++++ Provided records

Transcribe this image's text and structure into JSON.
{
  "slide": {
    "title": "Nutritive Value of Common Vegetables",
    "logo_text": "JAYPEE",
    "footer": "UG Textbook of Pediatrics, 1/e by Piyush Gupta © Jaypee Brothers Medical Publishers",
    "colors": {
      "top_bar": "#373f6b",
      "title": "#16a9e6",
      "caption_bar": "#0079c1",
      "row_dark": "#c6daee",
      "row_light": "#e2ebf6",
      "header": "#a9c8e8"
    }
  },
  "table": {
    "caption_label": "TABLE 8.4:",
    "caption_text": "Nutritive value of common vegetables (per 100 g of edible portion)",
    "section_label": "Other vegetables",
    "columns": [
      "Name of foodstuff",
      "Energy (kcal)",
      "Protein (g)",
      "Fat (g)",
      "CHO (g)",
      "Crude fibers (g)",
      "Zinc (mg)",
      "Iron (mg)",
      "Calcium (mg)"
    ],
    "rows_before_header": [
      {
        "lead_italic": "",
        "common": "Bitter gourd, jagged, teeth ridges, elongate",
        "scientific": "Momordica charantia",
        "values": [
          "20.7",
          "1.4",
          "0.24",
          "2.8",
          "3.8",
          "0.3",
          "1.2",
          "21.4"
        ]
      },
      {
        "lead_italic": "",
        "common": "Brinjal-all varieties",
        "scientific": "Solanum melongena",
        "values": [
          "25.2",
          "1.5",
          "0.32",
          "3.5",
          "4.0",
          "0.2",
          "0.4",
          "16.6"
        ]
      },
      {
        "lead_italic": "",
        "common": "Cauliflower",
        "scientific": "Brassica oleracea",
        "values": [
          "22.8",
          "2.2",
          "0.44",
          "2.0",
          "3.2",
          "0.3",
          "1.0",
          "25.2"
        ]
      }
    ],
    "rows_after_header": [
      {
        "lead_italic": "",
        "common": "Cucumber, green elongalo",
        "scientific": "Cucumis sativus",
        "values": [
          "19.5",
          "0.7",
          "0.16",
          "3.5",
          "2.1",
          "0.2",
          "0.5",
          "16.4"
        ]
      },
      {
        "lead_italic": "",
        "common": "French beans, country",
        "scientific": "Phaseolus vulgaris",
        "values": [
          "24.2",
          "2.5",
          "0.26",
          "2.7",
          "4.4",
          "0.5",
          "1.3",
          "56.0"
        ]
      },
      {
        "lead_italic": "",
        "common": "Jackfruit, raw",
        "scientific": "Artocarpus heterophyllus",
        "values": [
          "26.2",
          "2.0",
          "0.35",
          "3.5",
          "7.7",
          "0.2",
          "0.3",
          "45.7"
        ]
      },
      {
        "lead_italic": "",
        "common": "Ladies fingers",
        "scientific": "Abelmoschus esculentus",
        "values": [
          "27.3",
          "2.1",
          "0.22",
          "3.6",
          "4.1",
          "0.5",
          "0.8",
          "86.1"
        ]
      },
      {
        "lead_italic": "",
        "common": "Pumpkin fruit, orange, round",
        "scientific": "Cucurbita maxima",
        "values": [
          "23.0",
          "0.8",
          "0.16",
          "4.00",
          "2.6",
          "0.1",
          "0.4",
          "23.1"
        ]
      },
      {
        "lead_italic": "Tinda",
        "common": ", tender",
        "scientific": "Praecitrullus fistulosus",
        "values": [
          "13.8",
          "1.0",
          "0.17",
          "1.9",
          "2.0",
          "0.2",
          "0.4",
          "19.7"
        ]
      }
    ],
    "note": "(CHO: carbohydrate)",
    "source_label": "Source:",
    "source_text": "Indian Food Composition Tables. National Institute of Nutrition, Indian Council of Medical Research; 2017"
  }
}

++++++++

> What needs to be done
Copy out every entry again, exactly as it was given.

> Task solution
Transcribe this image's text and structure into JSON.
{
  "slide": {
    "title": "Nutritive Value of Common Vegetables",
    "logo_text": "JAYPEE",
    "footer": "UG Textbook of Pediatrics, 1/e by Piyush Gupta © Jaypee Brothers Medical Publishers",
    "colors": {
      "top_bar": "#373f6b",
      "title": "#16a9e6",
      "caption_bar": "#0079c1",
      "row_dark": "#c6daee",
      "row_light": "#e2ebf6",
      "header": "#a9c8e8"
    }
  },
  "table": {
    "caption_label": "TABLE 8.4:",
    "caption_text": "Nutritive value of common vegetables (per 100 g of edible portion)",
    "section_label": "Other vegetables",
    "columns": [
      "Name of foodstuff",
      "Energy (kcal)",
      "Protein (g)",
      "Fat (g)",
      "CHO (g)",
      "Crude fibers (g)",
      "Zinc (mg)",
      "Iron (mg)",
      "Calcium (mg)"
    ],
    "rows_before_header": [
      {
        "lead_italic": "",
        "common": "Bitter gourd, jagged, teeth ridges, elongate",
        "scientific": "Momordica charantia",
        "values": [
          "20.7",
          "1.4",
          "0.24",
          "2.8",
          "3.8",
          "0.3",
          "1.2",
          "21.4"
        ]
      },
      {
        "lead_italic": "",
        "common": "Brinjal-all varieties",
        "scientific": "Solanum melongena",
        "values": [
          "25.2",
          "1.5",
          "0.32",
          "3.5",
          "4.0",
          "0.2",
          "0.4",
          "16.6"
        ]
      },
      {
        "lead_italic": "",
        "common": "Cauliflower",
        "scientific": "Brassica oleracea",
        "values": [
          "22.8",
          "2.2",
          "0.44",
          "2.0",
          "3.2",
          "0.3",
          "1.0",
          "25.2"
        ]
      }
    ],
    "rows_after_header": [
      {
        "lead_italic": "",
        "common": "Cucumber, green elongalo",
        "scientific": "Cucumis sativus",
        "values": [
          "19.5",
          "0.7",
          "0.16",
          "3.5",
          "2.1",
          "0.2",
          "0.5",
          "16.4"
        ]
      },
      {
        "lead_italic": "",
        "common": "French beans, country",
        "scientific": "Phaseolus vulgaris",
        "values": [
          "24.2",
          "2.5",
          "0.26",
          "2.7",
          "4.4",
          "0.5",
          "1.3",
          "56.0"
        ]
      },
      {
        "lead_italic": "",
        "common": "Jackfruit, raw",
        "scientific": "Artocarpus heterophyllus",
        "values": [
          "26.2",
          "2.0",
          "0.35",
          "3.5",
          "7.7",
          "0.2",
          "0.3",
          "45.7"
        ]
      },
      {
        "lead_italic": "",
        "common": "Ladies fingers",
        "scientific": "Abelmoschus esculentus",
        "values": [
          "27.3",
          "2.1",
          "0.22",
          "3.6",
          "4.1",
          "0.5",
          "0.8",
          "86.1"
        ]
      },
      {
        "lead_italic": "",
        "common": "Pumpkin fruit, orange, round",
        "scientific": "Cucurbita maxima",
        "values": [
          "23.0",
          "0.8",
          "0.16",
          "4.00",
          "2.6",
          "0.1",
          "0.4",
          "23.1"
        ]
      },
      {
        "lead_italic": "Tinda",
        "common": ", tender",
        "scientific": "Praecitrullus fistulosus",
        "values": [
          "13.8",
          "1.0",
          "0.17",
          "1.9",
          "2.0",
          "0.2",
          "0.4",
          "19.7"
        ]
      }
    ],
    "note": "(CHO: carbohydrate)",
    "source_label": "Source:",
    "source_text": "Indian Food Composition Tables. National Institute of Nutrition, Indian Council of Medical Research; 2017"
  }
}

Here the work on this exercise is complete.